[BEGIN Material for this exercise]

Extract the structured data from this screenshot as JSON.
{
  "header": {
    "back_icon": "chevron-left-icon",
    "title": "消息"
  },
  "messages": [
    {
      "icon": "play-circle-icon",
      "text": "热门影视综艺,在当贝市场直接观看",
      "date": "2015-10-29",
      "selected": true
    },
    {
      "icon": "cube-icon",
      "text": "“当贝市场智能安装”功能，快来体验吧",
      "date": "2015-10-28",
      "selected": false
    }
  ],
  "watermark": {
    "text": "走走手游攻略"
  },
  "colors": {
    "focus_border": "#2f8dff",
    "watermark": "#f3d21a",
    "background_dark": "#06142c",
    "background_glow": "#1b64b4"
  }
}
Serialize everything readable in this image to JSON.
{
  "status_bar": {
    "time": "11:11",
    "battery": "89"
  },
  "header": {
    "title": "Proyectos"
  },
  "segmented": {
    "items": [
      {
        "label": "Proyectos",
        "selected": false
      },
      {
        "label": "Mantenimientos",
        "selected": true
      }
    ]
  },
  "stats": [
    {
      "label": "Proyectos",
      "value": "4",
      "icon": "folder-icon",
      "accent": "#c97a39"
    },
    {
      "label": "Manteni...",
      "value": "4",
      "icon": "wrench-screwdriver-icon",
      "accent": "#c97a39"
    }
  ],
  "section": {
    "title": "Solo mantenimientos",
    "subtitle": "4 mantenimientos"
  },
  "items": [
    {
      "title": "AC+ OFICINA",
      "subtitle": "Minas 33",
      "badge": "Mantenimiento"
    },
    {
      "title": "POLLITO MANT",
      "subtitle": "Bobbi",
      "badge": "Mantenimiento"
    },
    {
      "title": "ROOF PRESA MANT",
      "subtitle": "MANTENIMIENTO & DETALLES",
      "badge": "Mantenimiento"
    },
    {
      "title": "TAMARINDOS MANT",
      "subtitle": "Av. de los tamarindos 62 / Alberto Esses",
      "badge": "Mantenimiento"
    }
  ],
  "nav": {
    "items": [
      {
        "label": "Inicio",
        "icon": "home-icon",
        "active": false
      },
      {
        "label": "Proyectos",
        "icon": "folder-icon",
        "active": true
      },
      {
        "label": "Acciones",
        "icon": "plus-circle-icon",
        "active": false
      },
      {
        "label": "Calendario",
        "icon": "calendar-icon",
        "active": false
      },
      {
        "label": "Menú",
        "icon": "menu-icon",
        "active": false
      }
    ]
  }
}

[END Material for this exercise]

» What the task asks
Provide all the records again, word for word.

» Finished exercise
Extract the structured data from this screenshot as JSON.
{
  "header": {
    "back_icon": "chevron-left-icon",
    "title": "消息"
  },
  "messages": [
    {
      "icon": "play-circle-icon",
      "text": "热门影视综艺,在当贝市场直接观看",
      "date": "2015-10-29",
      "selected": true
    },
    {
      "icon": "cube-icon",
      "text": "“当贝市场智能安装”功能，快来体验吧",
      "date": "2015-10-28",
      "selected": false
    }
  ],
  "watermark": {
    "text": "走走手游攻略"
  },
  "colors": {
    "focus_border": "#2f8dff",
    "watermark": "#f3d21a",
    "background_dark": "#06142c",
    "background_glow": "#1b64b4"
  }
}
Serialize everything readable in this image to JSON.
{
  "status_bar": {
    "time": "11:11",
    "battery": "89"
  },
  "header": {
    "title": "Proyectos"
  },
  "segmented": {
    "items": [
      {
        "label": "Proyectos",
        "selected": false
      },
      {
        "label": "Mantenimientos",
        "selected": true
      }
    ]
  },
  "stats": [
    {
      "label": "Proyectos",
      "value": "4",
      "icon": "folder-icon",
      "accent": "#c97a39"
    },
    {
      "label": "Manteni...",
      "value": "4",
      "icon": "wrench-screwdriver-icon",
      "accent": "#c97a39"
    }
  ],
  "section": {
    "title": "Solo mantenimientos",
    "subtitle": "4 mantenimientos"
  },
  "items": [
    {
      "title": "AC+ OFICINA",
      "subtitle": "Minas 33",
      "badge": "Mantenimiento"
    },
    {
      "title": "POLLITO MANT",
      "subtitle": "Bobbi",
      "badge": "Mantenimiento"
    },
    {
      "title": "ROOF PRESA MANT",
      "subtitle": "MANTENIMIENTO & DETALLES",
      "badge": "Mantenimiento"
    },
    {
      "title": "TAMARINDOS MANT",
      "subtitle": "Av. de los tamarindos 62 / Alberto Esses",
      "badge": "Mantenimiento"
    }
  ],
  "nav": {
    "items": [
      {
        "label": "Inicio",
        "icon": "home-icon",
        "active": false
      },
      {
        "label": "Proyectos",
        "icon": "folder-icon",
        "active": true
      },
      {
        "label": "Acciones",
        "icon": "plus-circle-icon",
        "active": false
      },
      {
        "label": "Calendario",
        "icon": "calendar-icon",
        "active": false
      },
      {
        "label": "Menú",
        "icon": "menu-icon",
        "active": false
      }
    ]
  }
}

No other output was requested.